======== Supplied records ========
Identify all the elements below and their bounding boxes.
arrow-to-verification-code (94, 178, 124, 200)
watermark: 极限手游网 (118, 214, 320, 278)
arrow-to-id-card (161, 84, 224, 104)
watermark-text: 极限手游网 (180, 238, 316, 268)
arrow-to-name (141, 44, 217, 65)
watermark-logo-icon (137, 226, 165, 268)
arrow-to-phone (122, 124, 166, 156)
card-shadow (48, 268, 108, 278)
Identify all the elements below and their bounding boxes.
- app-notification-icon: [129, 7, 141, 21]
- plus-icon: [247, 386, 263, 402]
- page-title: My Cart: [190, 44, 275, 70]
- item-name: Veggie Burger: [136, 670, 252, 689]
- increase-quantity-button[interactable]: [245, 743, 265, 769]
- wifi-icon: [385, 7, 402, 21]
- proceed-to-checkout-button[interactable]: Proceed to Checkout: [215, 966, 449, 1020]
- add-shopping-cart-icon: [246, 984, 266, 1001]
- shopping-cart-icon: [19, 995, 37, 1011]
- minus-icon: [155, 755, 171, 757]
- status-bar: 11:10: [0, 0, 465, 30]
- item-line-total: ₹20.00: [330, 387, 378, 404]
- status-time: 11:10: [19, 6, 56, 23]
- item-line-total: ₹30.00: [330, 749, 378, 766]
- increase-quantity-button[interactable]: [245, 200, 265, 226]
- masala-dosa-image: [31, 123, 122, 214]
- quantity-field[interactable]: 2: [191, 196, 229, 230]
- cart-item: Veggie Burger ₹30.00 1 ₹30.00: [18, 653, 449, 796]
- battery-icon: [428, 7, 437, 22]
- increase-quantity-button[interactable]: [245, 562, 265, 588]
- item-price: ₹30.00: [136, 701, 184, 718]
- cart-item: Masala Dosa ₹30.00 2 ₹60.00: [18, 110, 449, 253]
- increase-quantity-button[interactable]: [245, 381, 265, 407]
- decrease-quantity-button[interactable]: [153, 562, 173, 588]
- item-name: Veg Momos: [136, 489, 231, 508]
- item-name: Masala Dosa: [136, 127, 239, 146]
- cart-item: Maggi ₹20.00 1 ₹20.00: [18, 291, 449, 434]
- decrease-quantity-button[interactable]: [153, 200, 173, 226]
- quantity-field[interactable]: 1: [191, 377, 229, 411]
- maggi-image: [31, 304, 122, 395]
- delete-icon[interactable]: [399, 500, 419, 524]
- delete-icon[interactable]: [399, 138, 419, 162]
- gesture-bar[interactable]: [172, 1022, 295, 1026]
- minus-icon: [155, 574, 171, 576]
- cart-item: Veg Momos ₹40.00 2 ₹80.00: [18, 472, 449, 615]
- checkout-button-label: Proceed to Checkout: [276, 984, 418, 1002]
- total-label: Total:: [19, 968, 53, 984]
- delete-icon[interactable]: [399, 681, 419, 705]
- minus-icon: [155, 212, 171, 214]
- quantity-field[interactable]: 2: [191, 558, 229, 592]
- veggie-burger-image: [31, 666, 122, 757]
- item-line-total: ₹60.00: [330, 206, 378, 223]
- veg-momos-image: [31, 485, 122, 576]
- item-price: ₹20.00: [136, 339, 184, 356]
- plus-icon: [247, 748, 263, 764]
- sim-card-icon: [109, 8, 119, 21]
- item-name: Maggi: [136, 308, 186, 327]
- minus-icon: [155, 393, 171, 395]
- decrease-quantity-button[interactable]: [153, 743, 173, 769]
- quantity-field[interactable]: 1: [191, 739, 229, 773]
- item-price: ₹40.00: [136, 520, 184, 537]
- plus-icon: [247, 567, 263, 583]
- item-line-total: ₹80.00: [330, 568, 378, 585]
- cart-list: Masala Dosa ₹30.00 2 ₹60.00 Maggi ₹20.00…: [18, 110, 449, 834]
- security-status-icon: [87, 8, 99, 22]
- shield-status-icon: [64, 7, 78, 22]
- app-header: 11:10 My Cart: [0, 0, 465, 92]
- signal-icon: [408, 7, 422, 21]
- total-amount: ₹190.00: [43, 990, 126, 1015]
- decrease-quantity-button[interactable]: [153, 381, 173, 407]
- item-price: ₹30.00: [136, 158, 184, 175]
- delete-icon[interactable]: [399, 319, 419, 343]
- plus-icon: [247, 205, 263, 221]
========
Task requirements: Print the entire listing above again, line for line, with no changes.

Written solution:
Identify all the elements below and their bounding boxes.
arrow-to-verification-code (94, 178, 124, 200)
watermark: 极限手游网 (118, 214, 320, 278)
arrow-to-id-card (161, 84, 224, 104)
watermark-text: 极限手游网 (180, 238, 316, 268)
arrow-to-name (141, 44, 217, 65)
watermark-logo-icon (137, 226, 165, 268)
arrow-to-phone (122, 124, 166, 156)
card-shadow (48, 268, 108, 278)
Identify all the elements below and their bounding boxes.
- app-notification-icon: [129, 7, 141, 21]
- plus-icon: [247, 386, 263, 402]
- page-title: My Cart: [190, 44, 275, 70]
- item-name: Veggie Burger: [136, 670, 252, 689]
- increase-quantity-button[interactable]: [245, 743, 265, 769]
- wifi-icon: [385, 7, 402, 21]
- proceed-to-checkout-button[interactable]: Proceed to Checkout: [215, 966, 449, 1020]
- add-shopping-cart-icon: [246, 984, 266, 1001]
- shopping-cart-icon: [19, 995, 37, 1011]
- minus-icon: [155, 755, 171, 757]
- status-bar: 11:10: [0, 0, 465, 30]
- item-line-total: ₹20.00: [330, 387, 378, 404]
- status-time: 11:10: [19, 6, 56, 23]
- item-line-total: ₹30.00: [330, 749, 378, 766]
- increase-quantity-button[interactable]: [245, 200, 265, 226]
- masala-dosa-image: [31, 123, 122, 214]
- quantity-field[interactable]: 2: [191, 196, 229, 230]
- cart-item: Veggie Burger ₹30.00 1 ₹30.00: [18, 653, 449, 796]
- battery-icon: [428, 7, 437, 22]
- increase-quantity-button[interactable]: [245, 562, 265, 588]
- item-price: ₹30.00: [136, 701, 184, 718]
- cart-item: Masala Dosa ₹30.00 2 ₹60.00: [18, 110, 449, 253]
- increase-quantity-button[interactable]: [245, 381, 265, 407]
- decrease-quantity-button[interactable]: [153, 562, 173, 588]
- item-name: Veg Momos: [136, 489, 231, 508]
- item-name: Masala Dosa: [136, 127, 239, 146]
- cart-item: Maggi ₹20.00 1 ₹20.00: [18, 291, 449, 434]
- decrease-quantity-button[interactable]: [153, 200, 173, 226]
- quantity-field[interactable]: 1: [191, 377, 229, 411]
- maggi-image: [31, 304, 122, 395]
- delete-icon[interactable]: [399, 500, 419, 524]
- delete-icon[interactable]: [399, 138, 419, 162]
- gesture-bar[interactable]: [172, 1022, 295, 1026]
- minus-icon: [155, 574, 171, 576]
- cart-item: Veg Momos ₹40.00 2 ₹80.00: [18, 472, 449, 615]
- checkout-button-label: Proceed to Checkout: [276, 984, 418, 1002]
- total-label: Total:: [19, 968, 53, 984]
- delete-icon[interactable]: [399, 681, 419, 705]
- minus-icon: [155, 212, 171, 214]
- quantity-field[interactable]: 2: [191, 558, 229, 592]
- veggie-burger-image: [31, 666, 122, 757]
- item-line-total: ₹60.00: [330, 206, 378, 223]
- veg-momos-image: [31, 485, 122, 576]
- item-price: ₹20.00: [136, 339, 184, 356]
- plus-icon: [247, 748, 263, 764]
- sim-card-icon: [109, 8, 119, 21]
- item-name: Maggi: [136, 308, 186, 327]
- minus-icon: [155, 393, 171, 395]
- decrease-quantity-button[interactable]: [153, 743, 173, 769]
- quantity-field[interactable]: 1: [191, 739, 229, 773]
- item-price: ₹40.00: [136, 520, 184, 537]
- plus-icon: [247, 567, 263, 583]
- item-line-total: ₹80.00: [330, 568, 378, 585]
- cart-list: Masala Dosa ₹30.00 2 ₹60.00 Maggi ₹20.00…: [18, 110, 449, 834]
- security-status-icon: [87, 8, 99, 22]
- shield-status-icon: [64, 7, 78, 22]
- app-header: 11:10 My Cart: [0, 0, 465, 92]
- signal-icon: [408, 7, 422, 21]
- total-amount: ₹190.00: [43, 990, 126, 1015]
- decrease-quantity-button[interactable]: [153, 381, 173, 407]
- item-price: ₹30.00: [136, 158, 184, 175]
- delete-icon[interactable]: [399, 319, 419, 343]
- plus-icon: [247, 205, 263, 221]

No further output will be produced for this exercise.